GIVEN PROBLEM: Word for word, repeat the entries, minus the pictures.
======
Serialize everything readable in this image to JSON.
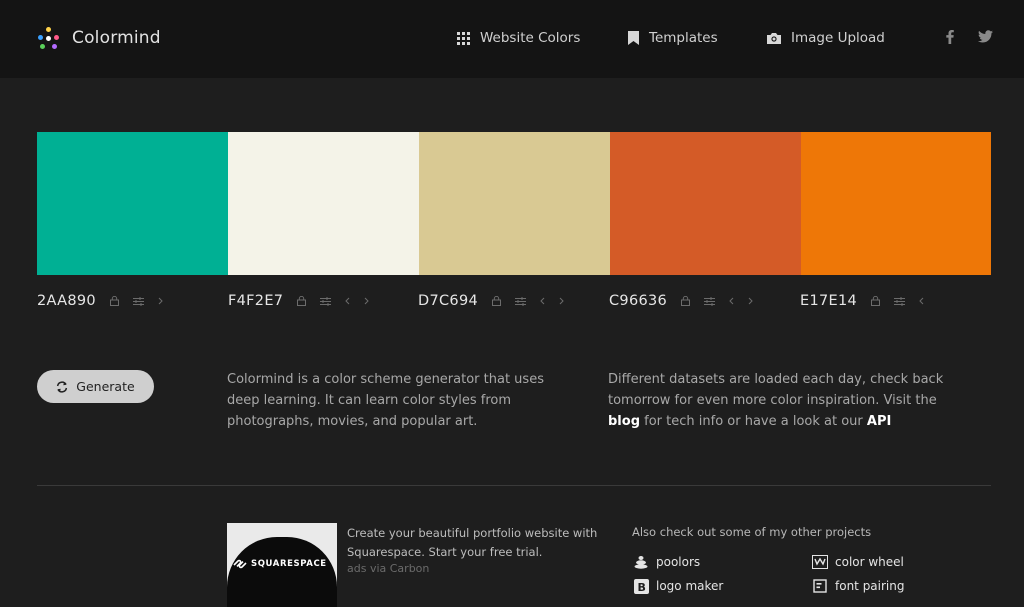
{
  "header": {
    "brand": "Colormind",
    "nav": [
      {
        "label": "Website Colors",
        "icon": "grid-icon"
      },
      {
        "label": "Templates",
        "icon": "bookmark-icon"
      },
      {
        "label": "Image Upload",
        "icon": "camera-icon"
      }
    ],
    "social": [
      {
        "label": "f",
        "icon": "facebook-icon"
      },
      {
        "label": "twitter",
        "icon": "twitter-icon"
      }
    ]
  },
  "palette": [
    {
      "hex": "2AA890",
      "color": "#00B094"
    },
    {
      "hex": "F4F2E7",
      "color": "#F4F3E8"
    },
    {
      "hex": "D7C694",
      "color": "#D9C993"
    },
    {
      "hex": "C96636",
      "color": "#D45B27"
    },
    {
      "hex": "E17E14",
      "color": "#EE7707"
    }
  ],
  "generate": {
    "label": "Generate"
  },
  "description": {
    "left": "Colormind is a color scheme generator that uses deep learning. It can learn color styles from photographs, movies, and popular art.",
    "right_pre": "Different datasets are loaded each day, check back tomorrow for even more color inspiration. Visit the",
    "right_blog": "blog",
    "right_mid": "for tech info or have a look at our",
    "right_api": "API"
  },
  "ad": {
    "brand": "SQUARESPACE",
    "text": "Create your beautiful portfolio website with Squarespace. Start your free trial.",
    "via": "ads via Carbon"
  },
  "other": {
    "title": "Also check out some of my other projects",
    "projects": [
      {
        "label": "poolors",
        "icon": "poolors-icon"
      },
      {
        "label": "color wheel",
        "icon": "color-wheel-icon"
      },
      {
        "label": "logo maker",
        "icon": "logo-maker-icon"
      },
      {
        "label": "font pairing",
        "icon": "font-pairing-icon"
      }
    ]
  }
}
======
COMPLETED EXERCISE:
Serialize everything readable in this image to JSON.
{
  "header": {
    "brand": "Colormind",
    "nav": [
      {
        "label": "Website Colors",
        "icon": "grid-icon"
      },
      {
        "label": "Templates",
        "icon": "bookmark-icon"
      },
      {
        "label": "Image Upload",
        "icon": "camera-icon"
      }
    ],
    "social": [
      {
        "label": "f",
        "icon": "facebook-icon"
      },
      {
        "label": "twitter",
        "icon": "twitter-icon"
      }
    ]
  },
  "palette": [
    {
      "hex": "2AA890",
      "color": "#00B094"
    },
    {
      "hex": "F4F2E7",
      "color": "#F4F3E8"
    },
    {
      "hex": "D7C694",
      "color": "#D9C993"
    },
    {
      "hex": "C96636",
      "color": "#D45B27"
    },
    {
      "hex": "E17E14",
      "color": "#EE7707"
    }
  ],
  "generate": {
    "label": "Generate"
  },
  "description": {
    "left": "Colormind is a color scheme generator that uses deep learning. It can learn color styles from photographs, movies, and popular art.",
    "right_pre": "Different datasets are loaded each day, check back tomorrow for even more color inspiration. Visit the",
    "right_blog": "blog",
    "right_mid": "for tech info or have a look at our",
    "right_api": "API"
  },
  "ad": {
    "brand": "SQUARESPACE",
    "text": "Create your beautiful portfolio website with Squarespace. Start your free trial.",
    "via": "ads via Carbon"
  },
  "other": {
    "title": "Also check out some of my other projects",
    "projects": [
      {
        "label": "poolors",
        "icon": "poolors-icon"
      },
      {
        "label": "color wheel",
        "icon": "color-wheel-icon"
      },
      {
        "label": "logo maker",
        "icon": "logo-maker-icon"
      },
      {
        "label": "font pairing",
        "icon": "font-pairing-icon"
      }
    ]
  }
}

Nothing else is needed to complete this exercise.